## Task prompt
Scan the material that follows. Copy every line containing the word "Спортивная".

## Source records
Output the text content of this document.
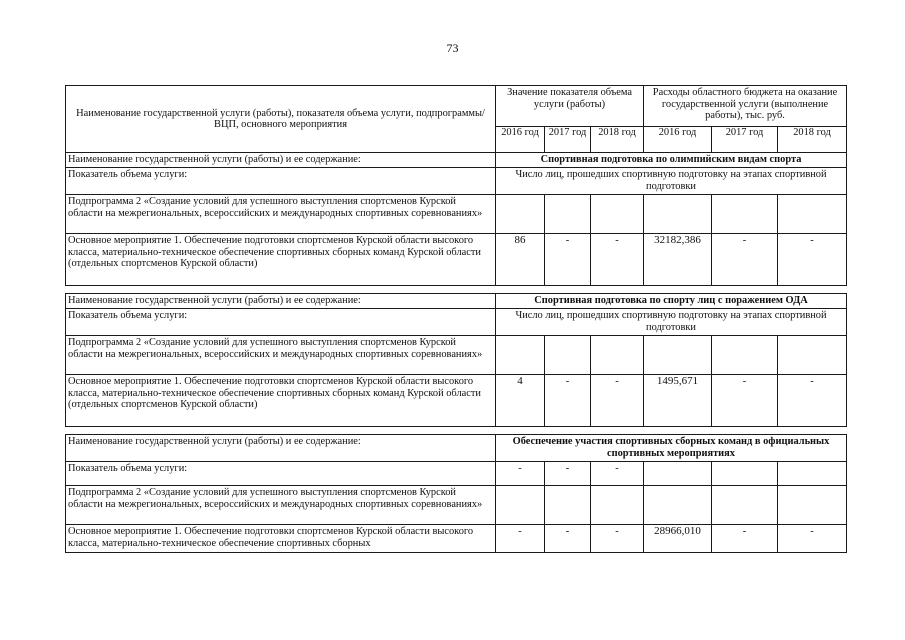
73
Наименование государственной услуги (работы), показателя объема услуги, подпрограммы/ВЦП, основного мероприятия	Значение показателя объема услуги (работы)			Расходы областного бюджета на оказание государственной услуги (выполнение работы), тыс. руб.		
	2016 год	2017 год	2018 год	2016 год	2017 год	2018 год
Наименование государственной услуги (работы) и ее содержание:	Спортивная подготовка по олимпийским видам спорта					
Показатель объема услуги:	Число лиц, прошедших спортивную подготовку на этапах спортивной подготовки					
Подпрограмма 2 «Создание условий для успешного выступления спортсменов Курской области на межрегиональных, всероссийских и международных спортивных соревнованиях»						
Основное мероприятие 1. Обеспечение подготовки спортсменов Курской области высокого класса, материально-техническое обеспечение спортивных сборных команд Курской области (отдельных спортсменов Курской области)	86	-	-	32182,386	-	-

Наименование государственной услуги (работы) и ее содержание:	Спортивная подготовка по спорту лиц с поражением ОДА					
Показатель объема услуги:	Число лиц, прошедших спортивную подготовку на этапах спортивной подготовки					
Подпрограмма 2 «Создание условий для успешного выступления спортсменов Курской области на межрегиональных, всероссийских и международных спортивных соревнованиях»						
Основное мероприятие 1. Обеспечение подготовки спортсменов Курской области высокого класса, материально-техническое обеспечение спортивных сборных команд Курской области (отдельных спортсменов Курской области)	4	-	-	1495,671	-	-

Наименование государственной услуги (работы) и ее содержание:	Обеспечение участия спортивных сборных команд в официальных спортивных мероприятиях					
Показатель объема услуги:	-	-	-			
Подпрограмма 2 «Создание условий для успешного выступления спортсменов Курской области на межрегиональных, всероссийских и международных спортивных соревнованиях»						
Основное мероприятие 1. Обеспечение подготовки спортсменов Курской области высокого класса, материально-техническое обеспечение спортивных сборных	-	-	-	28966,010	-	-
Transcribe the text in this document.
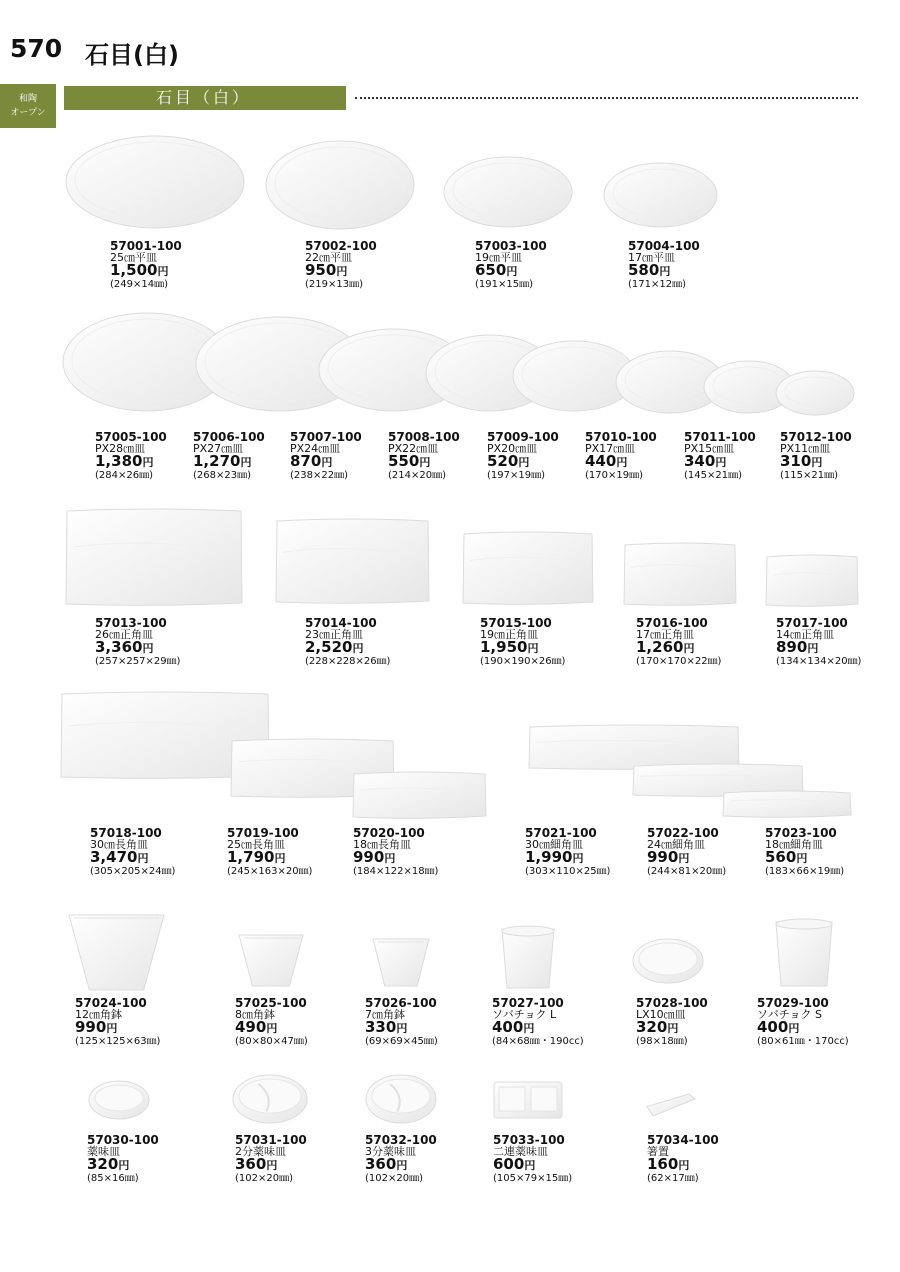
570 石目(白)
和陶
オープン
石目（白）
57001-100
25㎝平皿
1,500円
(249×14㎜)
57002-100
22㎝平皿
950円
(219×13㎜)
57003-100
19㎝平皿
650円
(191×15㎜)
57004-100
17㎝平皿
580円
(171×12㎜)
57005-100
PX28㎝皿
1,380円
(284×26㎜)
57006-100
PX27㎝皿
1,270円
(268×23㎜)
57007-100
PX24㎝皿
870円
(238×22㎜)
57008-100
PX22㎝皿
550円
(214×20㎜)
57009-100
PX20㎝皿
520円
(197×19㎜)
57010-100
PX17㎝皿
440円
(170×19㎜)
57011-100
PX15㎝皿
340円
(145×21㎜)
57012-100
PX11㎝皿
310円
(115×21㎜)
57013-100
26㎝正角皿
3,360円
(257×257×29㎜)
57014-100
23㎝正角皿
2,520円
(228×228×26㎜)
57015-100
19㎝正角皿
1,950円
(190×190×26㎜)
57016-100
17㎝正角皿
1,260円
(170×170×22㎜)
57017-100
14㎝正角皿
890円
(134×134×20㎜)
57018-100
30㎝長角皿
3,470円
(305×205×24㎜)
57019-100
25㎝長角皿
1,790円
(245×163×20㎜)
57020-100
18㎝長角皿
990円
(184×122×18㎜)
57021-100
30㎝細角皿
1,990円
(303×110×25㎜)
57022-100
24㎝細角皿
990円
(244×81×20㎜)
57023-100
18㎝細角皿
560円
(183×66×19㎜)
57024-100
12㎝角鉢
990円
(125×125×63㎜)
57025-100
8㎝角鉢
490円
(80×80×47㎜)
57026-100
7㎝角鉢
330円
(69×69×45㎜)
57027-100
ソバチョク L
400円
(84×68㎜・190cc)
57028-100
LX10㎝皿
320円
(98×18㎜)
57029-100
ソバチョク S
400円
(80×61㎜・170cc)
57030-100
薬味皿
320円
(85×16㎜)
57031-100
2分薬味皿
360円
(102×20㎜)
57032-100
3分薬味皿
360円
(102×20㎜)
57033-100
二連薬味皿
600円
(105×79×15㎜)
57034-100
箸置
160円
(62×17㎜)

## The output
Наименование государственной услуги (работы) и ее содержание:	Спортивная подготовка по олимпийским видам спорта					
Наименование государственной услуги (работы) и ее содержание:	Спортивная подготовка по спорту лиц с поражением ОДА					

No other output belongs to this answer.